##### LISTED RECORDS #####
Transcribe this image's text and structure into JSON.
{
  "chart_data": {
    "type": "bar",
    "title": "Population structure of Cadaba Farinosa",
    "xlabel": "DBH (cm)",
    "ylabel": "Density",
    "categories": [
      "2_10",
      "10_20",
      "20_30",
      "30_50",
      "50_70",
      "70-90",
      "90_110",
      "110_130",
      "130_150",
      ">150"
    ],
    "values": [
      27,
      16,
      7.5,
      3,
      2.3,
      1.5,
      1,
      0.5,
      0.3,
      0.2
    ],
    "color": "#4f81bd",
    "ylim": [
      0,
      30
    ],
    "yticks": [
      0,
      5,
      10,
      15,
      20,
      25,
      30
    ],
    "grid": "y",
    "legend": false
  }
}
#####
» EXERCISE TASK: From the first line to the last, please quote the material above exactly.

» TASK RESPONSE:
Transcribe this image's text and structure into JSON.
{
  "chart_data": {
    "type": "bar",
    "title": "Population structure of Cadaba Farinosa",
    "xlabel": "DBH (cm)",
    "ylabel": "Density",
    "categories": [
      "2_10",
      "10_20",
      "20_30",
      "30_50",
      "50_70",
      "70-90",
      "90_110",
      "110_130",
      "130_150",
      ">150"
    ],
    "values": [
      27,
      16,
      7.5,
      3,
      2.3,
      1.5,
      1,
      0.5,
      0.3,
      0.2
    ],
    "color": "#4f81bd",
    "ylim": [
      0,
      30
    ],
    "yticks": [
      0,
      5,
      10,
      15,
      20,
      25,
      30
    ],
    "grid": "y",
    "legend": false
  }
}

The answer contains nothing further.